DATA SECTION:
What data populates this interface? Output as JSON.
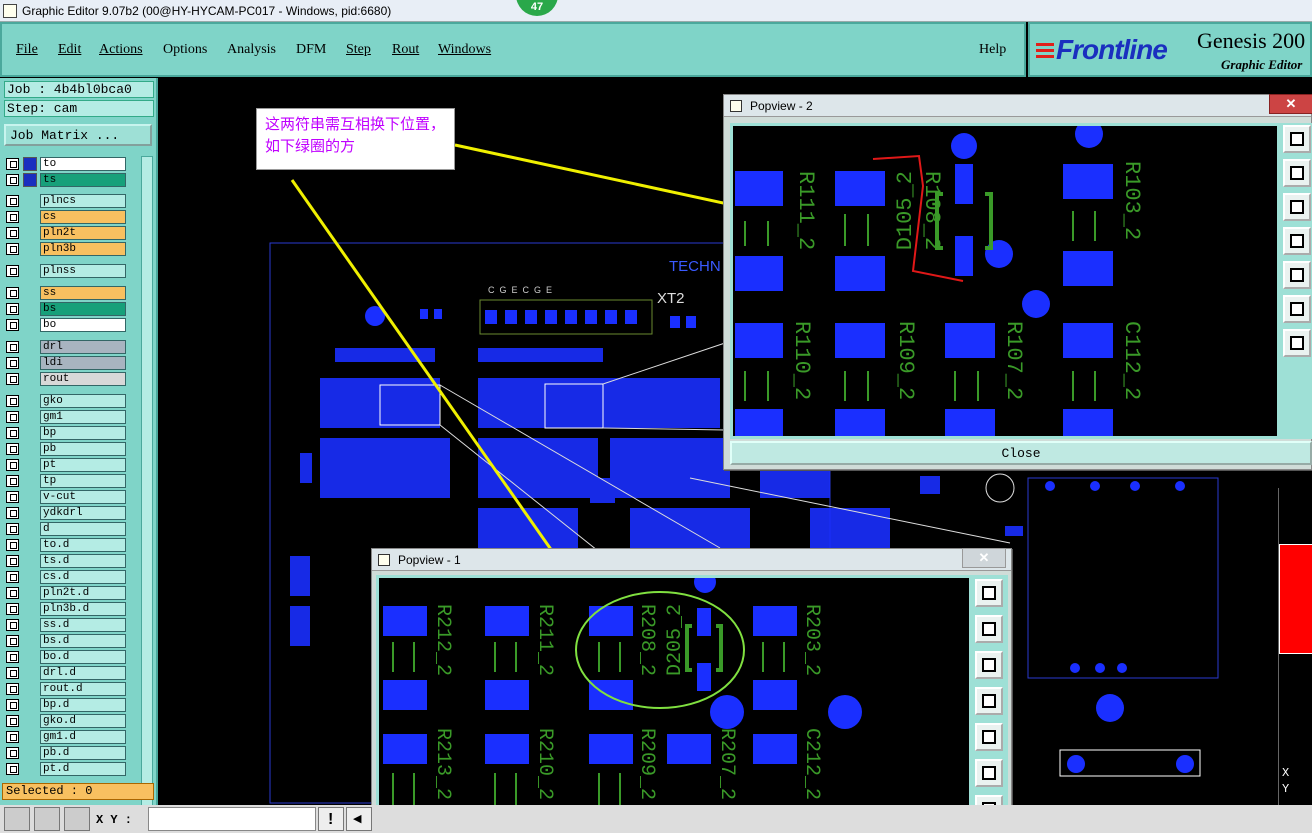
{
  "window": {
    "title": "Graphic Editor 9.07b2 (00@HY-HYCAM-PC017 - Windows, pid:6680)",
    "badge": "47"
  },
  "menu": [
    "File",
    "Edit",
    "Actions",
    "Options",
    "Analysis",
    "DFM",
    "Step",
    "Rout",
    "Windows"
  ],
  "help": "Help",
  "brand": {
    "logo": "Frontline",
    "product": "Genesis 200",
    "subtitle": "Graphic Editor"
  },
  "job": {
    "job_label": "Job : 4b4bl0bca0",
    "step_label": "Step: cam",
    "matrix_button": "Job Matrix ..."
  },
  "layers": [
    {
      "name": "to",
      "color": "#ffffff",
      "swatch": "#1a2fbf"
    },
    {
      "name": "ts",
      "color": "#17a07a",
      "swatch": "#1a2fbf"
    },
    {
      "name": "plncs",
      "color": "#b4ece4",
      "swatch": ""
    },
    {
      "name": "cs",
      "color": "#f8c060",
      "swatch": ""
    },
    {
      "name": "pln2t",
      "color": "#f8c060",
      "swatch": ""
    },
    {
      "name": "pln3b",
      "color": "#f8c060",
      "swatch": ""
    },
    {
      "name": "plnss",
      "color": "#b4ece4",
      "swatch": ""
    },
    {
      "name": "ss",
      "color": "#f8c060",
      "swatch": ""
    },
    {
      "name": "bs",
      "color": "#17a07a",
      "swatch": ""
    },
    {
      "name": "bo",
      "color": "#ffffff",
      "swatch": ""
    },
    {
      "name": "drl",
      "color": "#a8b4c0",
      "swatch": ""
    },
    {
      "name": "ldi",
      "color": "#a8b4c0",
      "swatch": ""
    },
    {
      "name": "rout",
      "color": "#d8d8d8",
      "swatch": ""
    },
    {
      "name": "gko",
      "color": "#b4ece4",
      "swatch": ""
    },
    {
      "name": "gm1",
      "color": "#b4ece4",
      "swatch": ""
    },
    {
      "name": "bp",
      "color": "#b4ece4",
      "swatch": ""
    },
    {
      "name": "pb",
      "color": "#b4ece4",
      "swatch": ""
    },
    {
      "name": "pt",
      "color": "#b4ece4",
      "swatch": ""
    },
    {
      "name": "tp",
      "color": "#b4ece4",
      "swatch": ""
    },
    {
      "name": "v-cut",
      "color": "#b4ece4",
      "swatch": ""
    },
    {
      "name": "ydkdrl",
      "color": "#b4ece4",
      "swatch": ""
    },
    {
      "name": "d",
      "color": "#b4ece4",
      "swatch": ""
    },
    {
      "name": "to.d",
      "color": "#b4ece4",
      "swatch": ""
    },
    {
      "name": "ts.d",
      "color": "#b4ece4",
      "swatch": ""
    },
    {
      "name": "cs.d",
      "color": "#b4ece4",
      "swatch": ""
    },
    {
      "name": "pln2t.d",
      "color": "#b4ece4",
      "swatch": ""
    },
    {
      "name": "pln3b.d",
      "color": "#b4ece4",
      "swatch": ""
    },
    {
      "name": "ss.d",
      "color": "#b4ece4",
      "swatch": ""
    },
    {
      "name": "bs.d",
      "color": "#b4ece4",
      "swatch": ""
    },
    {
      "name": "bo.d",
      "color": "#b4ece4",
      "swatch": ""
    },
    {
      "name": "drl.d",
      "color": "#b4ece4",
      "swatch": ""
    },
    {
      "name": "rout.d",
      "color": "#b4ece4",
      "swatch": ""
    },
    {
      "name": "bp.d",
      "color": "#b4ece4",
      "swatch": ""
    },
    {
      "name": "gko.d",
      "color": "#b4ece4",
      "swatch": ""
    },
    {
      "name": "gm1.d",
      "color": "#b4ece4",
      "swatch": ""
    },
    {
      "name": "pb.d",
      "color": "#b4ece4",
      "swatch": ""
    },
    {
      "name": "pt.d",
      "color": "#b4ece4",
      "swatch": ""
    }
  ],
  "selected": "Selected : 0",
  "xy_label": "X Y :",
  "annotation": "这两符串需互相换下位置，如下绿圈的方",
  "pcb": {
    "tech_text": "TECHN",
    "xt2": "XT2",
    "pins": "C  G  E  C  G  E"
  },
  "popview2": {
    "title": "Popview - 2",
    "close": "Close",
    "labels": [
      "R111_2",
      "D105_2",
      "R108_2",
      "R103_2",
      "R110_2",
      "R109_2",
      "R107_2",
      "C112_2"
    ]
  },
  "popview1": {
    "title": "Popview - 1",
    "labels": [
      "R212_2",
      "R211_2",
      "R208_2",
      "D205_2",
      "R203_2",
      "R213_2",
      "R210_2",
      "R209_2",
      "R207_2",
      "C212_2"
    ]
  },
  "coord_readout": {
    "x": "X",
    "y": "Y"
  }
}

YOUR INSTRUCTIONS:
Give every record back exactly as it reads, with no images.

SOLUTION:
What data populates this interface? Output as JSON.
{
  "window": {
    "title": "Graphic Editor 9.07b2 (00@HY-HYCAM-PC017 - Windows, pid:6680)",
    "badge": "47"
  },
  "menu": [
    "File",
    "Edit",
    "Actions",
    "Options",
    "Analysis",
    "DFM",
    "Step",
    "Rout",
    "Windows"
  ],
  "help": "Help",
  "brand": {
    "logo": "Frontline",
    "product": "Genesis 200",
    "subtitle": "Graphic Editor"
  },
  "job": {
    "job_label": "Job : 4b4bl0bca0",
    "step_label": "Step: cam",
    "matrix_button": "Job Matrix ..."
  },
  "layers": [
    {
      "name": "to",
      "color": "#ffffff",
      "swatch": "#1a2fbf"
    },
    {
      "name": "ts",
      "color": "#17a07a",
      "swatch": "#1a2fbf"
    },
    {
      "name": "plncs",
      "color": "#b4ece4",
      "swatch": ""
    },
    {
      "name": "cs",
      "color": "#f8c060",
      "swatch": ""
    },
    {
      "name": "pln2t",
      "color": "#f8c060",
      "swatch": ""
    },
    {
      "name": "pln3b",
      "color": "#f8c060",
      "swatch": ""
    },
    {
      "name": "plnss",
      "color": "#b4ece4",
      "swatch": ""
    },
    {
      "name": "ss",
      "color": "#f8c060",
      "swatch": ""
    },
    {
      "name": "bs",
      "color": "#17a07a",
      "swatch": ""
    },
    {
      "name": "bo",
      "color": "#ffffff",
      "swatch": ""
    },
    {
      "name": "drl",
      "color": "#a8b4c0",
      "swatch": ""
    },
    {
      "name": "ldi",
      "color": "#a8b4c0",
      "swatch": ""
    },
    {
      "name": "rout",
      "color": "#d8d8d8",
      "swatch": ""
    },
    {
      "name": "gko",
      "color": "#b4ece4",
      "swatch": ""
    },
    {
      "name": "gm1",
      "color": "#b4ece4",
      "swatch": ""
    },
    {
      "name": "bp",
      "color": "#b4ece4",
      "swatch": ""
    },
    {
      "name": "pb",
      "color": "#b4ece4",
      "swatch": ""
    },
    {
      "name": "pt",
      "color": "#b4ece4",
      "swatch": ""
    },
    {
      "name": "tp",
      "color": "#b4ece4",
      "swatch": ""
    },
    {
      "name": "v-cut",
      "color": "#b4ece4",
      "swatch": ""
    },
    {
      "name": "ydkdrl",
      "color": "#b4ece4",
      "swatch": ""
    },
    {
      "name": "d",
      "color": "#b4ece4",
      "swatch": ""
    },
    {
      "name": "to.d",
      "color": "#b4ece4",
      "swatch": ""
    },
    {
      "name": "ts.d",
      "color": "#b4ece4",
      "swatch": ""
    },
    {
      "name": "cs.d",
      "color": "#b4ece4",
      "swatch": ""
    },
    {
      "name": "pln2t.d",
      "color": "#b4ece4",
      "swatch": ""
    },
    {
      "name": "pln3b.d",
      "color": "#b4ece4",
      "swatch": ""
    },
    {
      "name": "ss.d",
      "color": "#b4ece4",
      "swatch": ""
    },
    {
      "name": "bs.d",
      "color": "#b4ece4",
      "swatch": ""
    },
    {
      "name": "bo.d",
      "color": "#b4ece4",
      "swatch": ""
    },
    {
      "name": "drl.d",
      "color": "#b4ece4",
      "swatch": ""
    },
    {
      "name": "rout.d",
      "color": "#b4ece4",
      "swatch": ""
    },
    {
      "name": "bp.d",
      "color": "#b4ece4",
      "swatch": ""
    },
    {
      "name": "gko.d",
      "color": "#b4ece4",
      "swatch": ""
    },
    {
      "name": "gm1.d",
      "color": "#b4ece4",
      "swatch": ""
    },
    {
      "name": "pb.d",
      "color": "#b4ece4",
      "swatch": ""
    },
    {
      "name": "pt.d",
      "color": "#b4ece4",
      "swatch": ""
    }
  ],
  "selected": "Selected : 0",
  "xy_label": "X Y :",
  "annotation": "这两符串需互相换下位置，如下绿圈的方",
  "pcb": {
    "tech_text": "TECHN",
    "xt2": "XT2",
    "pins": "C  G  E  C  G  E"
  },
  "popview2": {
    "title": "Popview - 2",
    "close": "Close",
    "labels": [
      "R111_2",
      "D105_2",
      "R108_2",
      "R103_2",
      "R110_2",
      "R109_2",
      "R107_2",
      "C112_2"
    ]
  },
  "popview1": {
    "title": "Popview - 1",
    "labels": [
      "R212_2",
      "R211_2",
      "R208_2",
      "D205_2",
      "R203_2",
      "R213_2",
      "R210_2",
      "R209_2",
      "R207_2",
      "C212_2"
    ]
  },
  "coord_readout": {
    "x": "X",
    "y": "Y"
  }
}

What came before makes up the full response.